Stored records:
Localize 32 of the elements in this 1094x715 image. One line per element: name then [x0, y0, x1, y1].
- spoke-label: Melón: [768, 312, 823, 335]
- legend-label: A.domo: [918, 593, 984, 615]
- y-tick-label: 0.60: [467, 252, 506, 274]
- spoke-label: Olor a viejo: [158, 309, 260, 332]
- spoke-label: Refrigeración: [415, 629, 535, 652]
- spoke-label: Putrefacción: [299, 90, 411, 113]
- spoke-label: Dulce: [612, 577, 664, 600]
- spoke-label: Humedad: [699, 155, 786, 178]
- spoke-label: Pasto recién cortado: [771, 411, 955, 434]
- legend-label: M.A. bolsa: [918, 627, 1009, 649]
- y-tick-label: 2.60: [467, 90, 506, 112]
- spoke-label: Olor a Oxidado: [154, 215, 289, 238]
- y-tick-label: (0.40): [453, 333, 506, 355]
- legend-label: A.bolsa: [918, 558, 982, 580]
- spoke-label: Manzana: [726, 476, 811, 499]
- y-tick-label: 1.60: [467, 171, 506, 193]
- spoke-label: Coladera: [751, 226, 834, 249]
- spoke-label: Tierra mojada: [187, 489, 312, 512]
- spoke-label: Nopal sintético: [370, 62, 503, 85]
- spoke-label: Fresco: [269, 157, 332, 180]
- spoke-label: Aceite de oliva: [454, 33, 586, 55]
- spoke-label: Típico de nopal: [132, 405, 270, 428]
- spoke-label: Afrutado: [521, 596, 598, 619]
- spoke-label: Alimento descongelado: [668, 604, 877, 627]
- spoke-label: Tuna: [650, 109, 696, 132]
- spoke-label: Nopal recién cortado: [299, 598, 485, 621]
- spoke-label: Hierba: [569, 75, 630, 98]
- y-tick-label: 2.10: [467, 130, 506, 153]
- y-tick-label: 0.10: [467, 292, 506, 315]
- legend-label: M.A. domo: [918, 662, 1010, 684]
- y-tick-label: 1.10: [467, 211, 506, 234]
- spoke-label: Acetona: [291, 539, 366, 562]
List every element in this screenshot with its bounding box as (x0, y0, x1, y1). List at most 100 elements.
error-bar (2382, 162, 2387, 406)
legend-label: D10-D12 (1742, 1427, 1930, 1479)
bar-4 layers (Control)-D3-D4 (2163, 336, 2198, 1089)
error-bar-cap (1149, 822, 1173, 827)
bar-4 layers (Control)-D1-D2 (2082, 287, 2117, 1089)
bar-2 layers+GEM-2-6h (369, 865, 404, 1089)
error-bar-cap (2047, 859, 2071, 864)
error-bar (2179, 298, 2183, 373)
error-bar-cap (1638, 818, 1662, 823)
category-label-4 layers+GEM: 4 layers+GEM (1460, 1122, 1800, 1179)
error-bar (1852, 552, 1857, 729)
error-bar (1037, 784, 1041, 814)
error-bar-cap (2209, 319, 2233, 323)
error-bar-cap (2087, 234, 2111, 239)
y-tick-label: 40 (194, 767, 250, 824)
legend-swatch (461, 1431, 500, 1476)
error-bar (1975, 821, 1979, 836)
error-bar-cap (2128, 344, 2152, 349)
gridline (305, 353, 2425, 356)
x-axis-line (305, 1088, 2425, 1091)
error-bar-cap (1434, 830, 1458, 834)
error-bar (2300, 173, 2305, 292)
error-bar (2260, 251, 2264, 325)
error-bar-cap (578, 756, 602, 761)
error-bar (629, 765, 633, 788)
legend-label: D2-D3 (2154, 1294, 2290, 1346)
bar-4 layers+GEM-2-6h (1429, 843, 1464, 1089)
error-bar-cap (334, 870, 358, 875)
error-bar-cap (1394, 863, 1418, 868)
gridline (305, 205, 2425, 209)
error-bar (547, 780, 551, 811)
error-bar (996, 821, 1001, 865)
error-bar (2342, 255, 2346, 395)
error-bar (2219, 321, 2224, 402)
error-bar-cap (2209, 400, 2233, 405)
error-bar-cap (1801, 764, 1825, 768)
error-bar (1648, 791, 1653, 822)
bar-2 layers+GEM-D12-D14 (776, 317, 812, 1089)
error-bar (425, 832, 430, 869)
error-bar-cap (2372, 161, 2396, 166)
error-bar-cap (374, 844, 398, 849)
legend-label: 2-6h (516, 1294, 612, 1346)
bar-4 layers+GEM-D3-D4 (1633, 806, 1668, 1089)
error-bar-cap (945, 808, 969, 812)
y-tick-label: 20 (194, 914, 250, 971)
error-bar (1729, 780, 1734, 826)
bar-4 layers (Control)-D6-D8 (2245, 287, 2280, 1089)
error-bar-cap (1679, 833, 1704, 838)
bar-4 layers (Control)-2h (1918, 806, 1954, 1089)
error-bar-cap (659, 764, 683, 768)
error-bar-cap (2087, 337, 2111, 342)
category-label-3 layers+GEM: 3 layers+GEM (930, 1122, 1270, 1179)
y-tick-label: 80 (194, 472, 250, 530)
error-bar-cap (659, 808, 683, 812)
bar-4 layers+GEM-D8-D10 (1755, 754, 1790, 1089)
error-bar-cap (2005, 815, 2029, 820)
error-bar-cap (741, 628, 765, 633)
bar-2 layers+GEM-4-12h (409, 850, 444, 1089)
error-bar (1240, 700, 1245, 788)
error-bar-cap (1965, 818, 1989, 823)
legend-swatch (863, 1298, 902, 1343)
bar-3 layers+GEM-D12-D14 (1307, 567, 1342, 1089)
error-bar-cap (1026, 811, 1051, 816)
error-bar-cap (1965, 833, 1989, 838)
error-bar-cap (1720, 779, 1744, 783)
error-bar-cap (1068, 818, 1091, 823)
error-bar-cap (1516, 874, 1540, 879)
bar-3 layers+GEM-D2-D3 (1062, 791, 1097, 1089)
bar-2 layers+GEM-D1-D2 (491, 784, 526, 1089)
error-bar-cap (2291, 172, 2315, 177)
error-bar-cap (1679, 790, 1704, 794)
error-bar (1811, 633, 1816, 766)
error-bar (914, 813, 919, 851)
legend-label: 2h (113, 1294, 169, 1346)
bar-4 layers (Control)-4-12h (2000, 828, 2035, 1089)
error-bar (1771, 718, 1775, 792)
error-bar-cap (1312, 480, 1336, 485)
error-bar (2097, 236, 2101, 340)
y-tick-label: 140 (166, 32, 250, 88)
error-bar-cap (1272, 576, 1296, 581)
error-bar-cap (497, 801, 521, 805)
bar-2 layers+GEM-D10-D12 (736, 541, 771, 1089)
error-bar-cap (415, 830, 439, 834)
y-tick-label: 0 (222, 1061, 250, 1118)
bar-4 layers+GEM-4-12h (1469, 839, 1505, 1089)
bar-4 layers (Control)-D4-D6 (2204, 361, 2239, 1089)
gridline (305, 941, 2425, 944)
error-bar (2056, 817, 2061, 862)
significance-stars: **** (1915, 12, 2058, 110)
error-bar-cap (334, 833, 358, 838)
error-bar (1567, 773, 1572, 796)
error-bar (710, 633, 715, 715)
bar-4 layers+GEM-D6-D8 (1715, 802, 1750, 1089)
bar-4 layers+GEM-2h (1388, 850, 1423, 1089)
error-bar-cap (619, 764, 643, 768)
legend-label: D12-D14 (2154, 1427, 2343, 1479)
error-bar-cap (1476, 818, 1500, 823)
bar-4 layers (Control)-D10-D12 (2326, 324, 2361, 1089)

*EXERCISE INSTRUCTIONS*. Reproduce every item above word for word, keeping each line unchanged.

*RIGHT ANSWER*.
Localize 32 of the elements in this 1094x715 image. One line per element: name then [x0, y0, x1, y1].
- spoke-label: Melón: [768, 312, 823, 335]
- legend-label: A.domo: [918, 593, 984, 615]
- y-tick-label: 0.60: [467, 252, 506, 274]
- spoke-label: Olor a viejo: [158, 309, 260, 332]
- spoke-label: Refrigeración: [415, 629, 535, 652]
- spoke-label: Putrefacción: [299, 90, 411, 113]
- spoke-label: Dulce: [612, 577, 664, 600]
- spoke-label: Humedad: [699, 155, 786, 178]
- spoke-label: Pasto recién cortado: [771, 411, 955, 434]
- legend-label: M.A. bolsa: [918, 627, 1009, 649]
- y-tick-label: 2.60: [467, 90, 506, 112]
- spoke-label: Olor a Oxidado: [154, 215, 289, 238]
- y-tick-label: (0.40): [453, 333, 506, 355]
- legend-label: A.bolsa: [918, 558, 982, 580]
- spoke-label: Manzana: [726, 476, 811, 499]
- y-tick-label: 1.60: [467, 171, 506, 193]
- spoke-label: Coladera: [751, 226, 834, 249]
- spoke-label: Tierra mojada: [187, 489, 312, 512]
- spoke-label: Nopal sintético: [370, 62, 503, 85]
- spoke-label: Fresco: [269, 157, 332, 180]
- spoke-label: Aceite de oliva: [454, 33, 586, 55]
- spoke-label: Típico de nopal: [132, 405, 270, 428]
- spoke-label: Afrutado: [521, 596, 598, 619]
- spoke-label: Alimento descongelado: [668, 604, 877, 627]
- spoke-label: Tuna: [650, 109, 696, 132]
- spoke-label: Nopal recién cortado: [299, 598, 485, 621]
- spoke-label: Hierba: [569, 75, 630, 98]
- y-tick-label: 2.10: [467, 130, 506, 153]
- y-tick-label: 0.10: [467, 292, 506, 315]
- legend-label: M.A. domo: [918, 662, 1010, 684]
- y-tick-label: 1.10: [467, 211, 506, 234]
- spoke-label: Acetona: [291, 539, 366, 562]
List every element in this screenshot with its bounding box as (x0, y0, x1, y1). List at most 100 elements.
error-bar (2382, 162, 2387, 406)
legend-label: D10-D12 (1742, 1427, 1930, 1479)
bar-4 layers (Control)-D3-D4 (2163, 336, 2198, 1089)
error-bar-cap (1149, 822, 1173, 827)
bar-4 layers (Control)-D1-D2 (2082, 287, 2117, 1089)
bar-2 layers+GEM-2-6h (369, 865, 404, 1089)
error-bar-cap (2047, 859, 2071, 864)
error-bar (2179, 298, 2183, 373)
error-bar-cap (1638, 818, 1662, 823)
category-label-4 layers+GEM: 4 layers+GEM (1460, 1122, 1800, 1179)
error-bar (1852, 552, 1857, 729)
error-bar (1037, 784, 1041, 814)
error-bar-cap (2209, 319, 2233, 323)
error-bar-cap (2087, 234, 2111, 239)
y-tick-label: 40 (194, 767, 250, 824)
legend-swatch (461, 1431, 500, 1476)
error-bar (1975, 821, 1979, 836)
error-bar-cap (2128, 344, 2152, 349)
gridline (305, 353, 2425, 356)
x-axis-line (305, 1088, 2425, 1091)
error-bar-cap (1434, 830, 1458, 834)
error-bar (2300, 173, 2305, 292)
error-bar (2260, 251, 2264, 325)
error-bar-cap (578, 756, 602, 761)
error-bar (629, 765, 633, 788)
legend-label: D2-D3 (2154, 1294, 2290, 1346)
bar-4 layers+GEM-2-6h (1429, 843, 1464, 1089)
error-bar-cap (334, 870, 358, 875)
error-bar-cap (1394, 863, 1418, 868)
gridline (305, 205, 2425, 209)
error-bar (547, 780, 551, 811)
error-bar (996, 821, 1001, 865)
error-bar (2342, 255, 2346, 395)
error-bar (2219, 321, 2224, 402)
error-bar-cap (2209, 400, 2233, 405)
error-bar-cap (1801, 764, 1825, 768)
error-bar (1648, 791, 1653, 822)
bar-2 layers+GEM-D12-D14 (776, 317, 812, 1089)
error-bar (425, 832, 430, 869)
error-bar-cap (2372, 161, 2396, 166)
error-bar-cap (374, 844, 398, 849)
legend-label: 2-6h (516, 1294, 612, 1346)
bar-4 layers+GEM-D3-D4 (1633, 806, 1668, 1089)
error-bar-cap (945, 808, 969, 812)
y-tick-label: 20 (194, 914, 250, 971)
error-bar (1729, 780, 1734, 826)
bar-4 layers (Control)-D6-D8 (2245, 287, 2280, 1089)
error-bar-cap (1679, 833, 1704, 838)
bar-4 layers (Control)-2h (1918, 806, 1954, 1089)
error-bar-cap (659, 764, 683, 768)
error-bar-cap (2087, 337, 2111, 342)
category-label-3 layers+GEM: 3 layers+GEM (930, 1122, 1270, 1179)
y-tick-label: 80 (194, 472, 250, 530)
error-bar-cap (659, 808, 683, 812)
bar-4 layers+GEM-D8-D10 (1755, 754, 1790, 1089)
error-bar-cap (2005, 815, 2029, 820)
error-bar-cap (741, 628, 765, 633)
bar-2 layers+GEM-4-12h (409, 850, 444, 1089)
error-bar (1240, 700, 1245, 788)
error-bar-cap (1965, 818, 1989, 823)
legend-swatch (863, 1298, 902, 1343)
bar-3 layers+GEM-D12-D14 (1307, 567, 1342, 1089)
error-bar-cap (1026, 811, 1051, 816)
error-bar-cap (1965, 833, 1989, 838)
error-bar-cap (1720, 779, 1744, 783)
error-bar-cap (1068, 818, 1091, 823)
error-bar-cap (1516, 874, 1540, 879)
bar-3 layers+GEM-D2-D3 (1062, 791, 1097, 1089)
bar-2 layers+GEM-D1-D2 (491, 784, 526, 1089)
error-bar-cap (2291, 172, 2315, 177)
error-bar-cap (1679, 790, 1704, 794)
error-bar (1811, 633, 1816, 766)
error-bar (914, 813, 919, 851)
legend-label: 2h (113, 1294, 169, 1346)
bar-4 layers (Control)-4-12h (2000, 828, 2035, 1089)
error-bar (1771, 718, 1775, 792)
error-bar-cap (1312, 480, 1336, 485)
error-bar (2097, 236, 2101, 340)
y-tick-label: 140 (166, 32, 250, 88)
error-bar-cap (1272, 576, 1296, 581)
error-bar-cap (497, 801, 521, 805)
bar-2 layers+GEM-D10-D12 (736, 541, 771, 1089)
error-bar-cap (415, 830, 439, 834)
y-tick-label: 0 (222, 1061, 250, 1118)
bar-4 layers+GEM-4-12h (1469, 839, 1505, 1089)
bar-4 layers (Control)-D4-D6 (2204, 361, 2239, 1089)
gridline (305, 941, 2425, 944)
error-bar (2056, 817, 2061, 862)
significance-stars: **** (1915, 12, 2058, 110)
error-bar-cap (334, 833, 358, 838)
error-bar (1567, 773, 1572, 796)
error-bar (710, 633, 715, 715)
bar-4 layers+GEM-D6-D8 (1715, 802, 1750, 1089)
bar-4 layers+GEM-2h (1388, 850, 1423, 1089)
error-bar-cap (619, 764, 643, 768)
legend-label: D12-D14 (2154, 1427, 2343, 1479)
error-bar-cap (1476, 818, 1500, 823)
bar-4 layers (Control)-D10-D12 (2326, 324, 2361, 1089)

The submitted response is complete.